───── MATERIAL SUPPLIED ─────

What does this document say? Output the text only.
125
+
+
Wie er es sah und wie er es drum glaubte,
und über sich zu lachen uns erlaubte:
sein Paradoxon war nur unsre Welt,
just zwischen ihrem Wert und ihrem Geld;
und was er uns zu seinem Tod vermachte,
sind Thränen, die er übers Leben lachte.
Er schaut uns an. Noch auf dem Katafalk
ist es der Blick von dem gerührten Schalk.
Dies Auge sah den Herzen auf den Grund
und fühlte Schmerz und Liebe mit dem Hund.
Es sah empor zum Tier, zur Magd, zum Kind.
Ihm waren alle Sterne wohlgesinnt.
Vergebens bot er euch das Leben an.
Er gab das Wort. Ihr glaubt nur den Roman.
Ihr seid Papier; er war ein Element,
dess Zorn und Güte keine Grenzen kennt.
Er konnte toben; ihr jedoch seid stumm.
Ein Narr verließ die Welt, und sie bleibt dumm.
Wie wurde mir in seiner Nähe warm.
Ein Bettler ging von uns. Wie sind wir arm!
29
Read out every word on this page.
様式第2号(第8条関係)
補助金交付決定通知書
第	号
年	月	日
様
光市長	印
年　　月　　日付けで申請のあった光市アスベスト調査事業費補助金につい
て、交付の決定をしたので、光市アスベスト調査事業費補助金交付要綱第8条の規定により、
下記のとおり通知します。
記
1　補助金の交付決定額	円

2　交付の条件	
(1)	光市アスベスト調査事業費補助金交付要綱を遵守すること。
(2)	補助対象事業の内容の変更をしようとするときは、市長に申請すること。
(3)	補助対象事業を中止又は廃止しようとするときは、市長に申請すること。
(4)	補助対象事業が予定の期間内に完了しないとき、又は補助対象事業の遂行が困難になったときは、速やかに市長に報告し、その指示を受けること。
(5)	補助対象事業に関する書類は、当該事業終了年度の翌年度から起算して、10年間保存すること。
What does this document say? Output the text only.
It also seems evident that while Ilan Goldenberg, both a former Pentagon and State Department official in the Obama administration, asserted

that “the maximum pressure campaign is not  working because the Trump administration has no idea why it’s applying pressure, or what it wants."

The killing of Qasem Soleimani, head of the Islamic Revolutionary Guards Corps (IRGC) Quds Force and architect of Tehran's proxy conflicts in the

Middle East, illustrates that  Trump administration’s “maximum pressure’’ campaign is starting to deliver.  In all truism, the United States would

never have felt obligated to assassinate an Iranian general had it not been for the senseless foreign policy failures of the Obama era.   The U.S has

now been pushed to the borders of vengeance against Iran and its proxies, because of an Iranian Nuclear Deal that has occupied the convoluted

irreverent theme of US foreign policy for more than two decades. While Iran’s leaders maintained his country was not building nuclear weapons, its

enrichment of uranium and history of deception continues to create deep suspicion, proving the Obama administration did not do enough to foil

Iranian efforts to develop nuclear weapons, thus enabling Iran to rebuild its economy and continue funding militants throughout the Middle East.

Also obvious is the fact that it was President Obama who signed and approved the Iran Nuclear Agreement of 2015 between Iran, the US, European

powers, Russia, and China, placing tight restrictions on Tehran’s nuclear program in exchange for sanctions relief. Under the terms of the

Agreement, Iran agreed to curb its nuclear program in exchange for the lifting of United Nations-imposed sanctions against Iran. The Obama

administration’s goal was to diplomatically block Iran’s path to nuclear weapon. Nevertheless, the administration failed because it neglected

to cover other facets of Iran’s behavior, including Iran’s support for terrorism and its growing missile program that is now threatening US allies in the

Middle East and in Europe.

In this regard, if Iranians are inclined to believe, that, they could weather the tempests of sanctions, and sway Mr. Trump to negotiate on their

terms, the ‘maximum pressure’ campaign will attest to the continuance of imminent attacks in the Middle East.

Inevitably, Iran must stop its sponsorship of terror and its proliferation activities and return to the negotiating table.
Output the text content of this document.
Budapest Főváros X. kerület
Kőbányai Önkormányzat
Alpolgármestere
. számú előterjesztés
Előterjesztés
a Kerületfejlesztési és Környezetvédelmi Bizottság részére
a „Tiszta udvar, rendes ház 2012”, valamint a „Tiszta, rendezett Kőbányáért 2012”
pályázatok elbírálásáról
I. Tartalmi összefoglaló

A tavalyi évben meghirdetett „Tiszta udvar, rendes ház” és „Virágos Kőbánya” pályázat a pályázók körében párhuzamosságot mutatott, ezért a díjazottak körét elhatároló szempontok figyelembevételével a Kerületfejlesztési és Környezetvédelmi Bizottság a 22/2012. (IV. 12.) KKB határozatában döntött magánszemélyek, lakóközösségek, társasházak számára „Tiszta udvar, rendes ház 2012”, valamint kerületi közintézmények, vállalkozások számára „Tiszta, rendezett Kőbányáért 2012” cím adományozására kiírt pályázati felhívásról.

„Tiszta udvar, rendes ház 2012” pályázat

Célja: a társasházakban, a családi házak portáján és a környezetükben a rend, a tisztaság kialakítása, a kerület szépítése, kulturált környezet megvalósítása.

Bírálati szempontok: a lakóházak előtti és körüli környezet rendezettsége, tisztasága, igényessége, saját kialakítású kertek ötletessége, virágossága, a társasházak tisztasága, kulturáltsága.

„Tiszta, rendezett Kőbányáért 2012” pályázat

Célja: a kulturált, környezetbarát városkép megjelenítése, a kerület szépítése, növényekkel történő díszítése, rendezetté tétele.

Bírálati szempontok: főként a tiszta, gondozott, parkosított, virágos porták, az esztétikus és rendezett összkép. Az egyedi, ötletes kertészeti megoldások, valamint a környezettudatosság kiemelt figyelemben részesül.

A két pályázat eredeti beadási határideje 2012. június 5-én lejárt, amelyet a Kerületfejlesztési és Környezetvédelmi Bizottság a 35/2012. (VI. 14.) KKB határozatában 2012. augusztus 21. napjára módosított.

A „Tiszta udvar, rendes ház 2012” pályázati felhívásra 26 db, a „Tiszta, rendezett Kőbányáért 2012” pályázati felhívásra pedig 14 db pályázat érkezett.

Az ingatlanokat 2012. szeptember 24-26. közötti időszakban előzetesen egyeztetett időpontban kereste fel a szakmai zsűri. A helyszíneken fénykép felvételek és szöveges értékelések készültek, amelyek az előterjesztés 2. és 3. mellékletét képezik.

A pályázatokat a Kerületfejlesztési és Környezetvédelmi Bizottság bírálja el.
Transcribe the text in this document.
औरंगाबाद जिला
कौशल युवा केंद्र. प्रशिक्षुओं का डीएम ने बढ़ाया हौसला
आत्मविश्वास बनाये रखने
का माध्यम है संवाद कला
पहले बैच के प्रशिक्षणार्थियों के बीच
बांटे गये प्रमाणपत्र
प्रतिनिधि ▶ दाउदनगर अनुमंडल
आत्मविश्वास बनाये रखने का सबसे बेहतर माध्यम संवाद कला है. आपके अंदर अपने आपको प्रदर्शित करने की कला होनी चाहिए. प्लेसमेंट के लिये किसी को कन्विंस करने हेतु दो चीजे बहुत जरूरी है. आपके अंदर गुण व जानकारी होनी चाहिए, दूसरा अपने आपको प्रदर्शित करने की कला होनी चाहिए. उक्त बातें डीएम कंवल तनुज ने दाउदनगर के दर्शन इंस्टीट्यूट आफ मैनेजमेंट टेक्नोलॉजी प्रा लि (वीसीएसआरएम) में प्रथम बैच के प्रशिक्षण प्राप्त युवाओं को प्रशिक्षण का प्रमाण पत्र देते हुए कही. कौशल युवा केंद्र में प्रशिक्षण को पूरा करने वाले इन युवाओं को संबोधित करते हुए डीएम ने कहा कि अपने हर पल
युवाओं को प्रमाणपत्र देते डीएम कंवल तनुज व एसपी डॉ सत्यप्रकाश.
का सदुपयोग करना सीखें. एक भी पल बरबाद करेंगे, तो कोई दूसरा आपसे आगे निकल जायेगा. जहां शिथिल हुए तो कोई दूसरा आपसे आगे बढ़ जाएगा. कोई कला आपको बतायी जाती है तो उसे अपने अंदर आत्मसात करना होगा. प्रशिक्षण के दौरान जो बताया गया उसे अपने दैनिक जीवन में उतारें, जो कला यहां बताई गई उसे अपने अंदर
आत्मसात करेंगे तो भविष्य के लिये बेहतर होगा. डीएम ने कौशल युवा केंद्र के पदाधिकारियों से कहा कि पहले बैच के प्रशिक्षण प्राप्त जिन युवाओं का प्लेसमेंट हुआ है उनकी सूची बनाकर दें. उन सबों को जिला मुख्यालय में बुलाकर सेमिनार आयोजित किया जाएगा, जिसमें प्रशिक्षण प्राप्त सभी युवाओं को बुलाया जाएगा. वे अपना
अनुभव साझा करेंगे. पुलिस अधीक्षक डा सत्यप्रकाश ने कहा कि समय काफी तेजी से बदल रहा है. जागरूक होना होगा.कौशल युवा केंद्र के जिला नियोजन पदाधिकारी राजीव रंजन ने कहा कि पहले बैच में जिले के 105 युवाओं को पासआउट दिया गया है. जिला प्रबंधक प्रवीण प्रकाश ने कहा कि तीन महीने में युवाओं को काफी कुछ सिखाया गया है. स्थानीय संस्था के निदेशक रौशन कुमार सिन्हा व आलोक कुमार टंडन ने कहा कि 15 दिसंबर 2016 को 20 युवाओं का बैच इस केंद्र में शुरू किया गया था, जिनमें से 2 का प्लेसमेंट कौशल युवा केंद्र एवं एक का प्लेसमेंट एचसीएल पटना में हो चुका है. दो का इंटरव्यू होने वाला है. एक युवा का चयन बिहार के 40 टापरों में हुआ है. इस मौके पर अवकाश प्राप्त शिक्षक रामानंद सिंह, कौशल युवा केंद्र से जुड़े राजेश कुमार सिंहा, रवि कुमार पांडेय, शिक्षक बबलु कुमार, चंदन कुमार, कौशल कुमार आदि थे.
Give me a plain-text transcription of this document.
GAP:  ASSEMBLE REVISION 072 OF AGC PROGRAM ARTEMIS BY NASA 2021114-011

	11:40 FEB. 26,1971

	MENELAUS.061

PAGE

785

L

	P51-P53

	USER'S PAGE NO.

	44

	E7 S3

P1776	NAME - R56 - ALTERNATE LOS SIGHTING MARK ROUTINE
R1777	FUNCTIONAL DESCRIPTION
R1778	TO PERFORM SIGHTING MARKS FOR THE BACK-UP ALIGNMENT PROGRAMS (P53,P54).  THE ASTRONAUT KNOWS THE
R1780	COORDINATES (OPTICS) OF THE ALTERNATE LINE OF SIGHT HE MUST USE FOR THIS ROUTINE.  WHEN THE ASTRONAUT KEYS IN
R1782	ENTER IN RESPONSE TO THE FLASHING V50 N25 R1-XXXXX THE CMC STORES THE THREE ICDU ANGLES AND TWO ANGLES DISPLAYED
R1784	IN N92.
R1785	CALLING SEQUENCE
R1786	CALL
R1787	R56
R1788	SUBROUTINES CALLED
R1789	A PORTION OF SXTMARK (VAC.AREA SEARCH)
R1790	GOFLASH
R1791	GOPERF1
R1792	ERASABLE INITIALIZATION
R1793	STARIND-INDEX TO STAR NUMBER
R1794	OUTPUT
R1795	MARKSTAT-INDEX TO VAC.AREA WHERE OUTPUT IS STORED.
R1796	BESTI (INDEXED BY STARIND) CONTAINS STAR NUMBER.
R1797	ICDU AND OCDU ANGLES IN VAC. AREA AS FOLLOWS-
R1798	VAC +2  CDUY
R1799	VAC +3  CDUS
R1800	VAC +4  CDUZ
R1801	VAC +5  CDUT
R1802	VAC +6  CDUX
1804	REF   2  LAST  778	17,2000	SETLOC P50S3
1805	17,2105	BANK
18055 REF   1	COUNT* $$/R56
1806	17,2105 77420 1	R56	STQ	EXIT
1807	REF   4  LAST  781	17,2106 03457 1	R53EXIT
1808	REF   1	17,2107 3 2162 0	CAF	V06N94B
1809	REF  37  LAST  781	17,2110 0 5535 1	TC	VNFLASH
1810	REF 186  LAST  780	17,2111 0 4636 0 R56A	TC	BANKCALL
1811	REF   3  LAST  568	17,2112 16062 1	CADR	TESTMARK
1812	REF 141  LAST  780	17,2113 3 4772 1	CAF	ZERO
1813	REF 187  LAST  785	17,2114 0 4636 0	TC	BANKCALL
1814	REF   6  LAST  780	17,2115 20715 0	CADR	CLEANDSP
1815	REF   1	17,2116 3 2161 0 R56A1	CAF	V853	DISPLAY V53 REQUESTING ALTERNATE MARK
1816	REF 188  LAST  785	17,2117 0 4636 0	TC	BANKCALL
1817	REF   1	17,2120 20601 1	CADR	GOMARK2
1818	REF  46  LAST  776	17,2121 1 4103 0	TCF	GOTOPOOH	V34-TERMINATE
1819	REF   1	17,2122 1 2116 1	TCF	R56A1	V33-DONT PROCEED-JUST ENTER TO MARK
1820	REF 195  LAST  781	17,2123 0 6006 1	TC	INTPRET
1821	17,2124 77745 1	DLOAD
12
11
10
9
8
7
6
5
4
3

─────

#### [WHAT THIS TASK INVOLVES]
Lines of the material that contain the word "szépítése" are to be gathered.

#### [EXERCISE RESULT]
Célja: a társasházakban, a családi házak portáján és a környezetükben a rend, a tisztaság kialakítása, a kerület szépítése, kulturált környezet megvalósítása.
Célja: a kulturált, környezetbarát városkép megjelenítése, a kerület szépítése, növényekkel történő díszítése, rendezetté tétele.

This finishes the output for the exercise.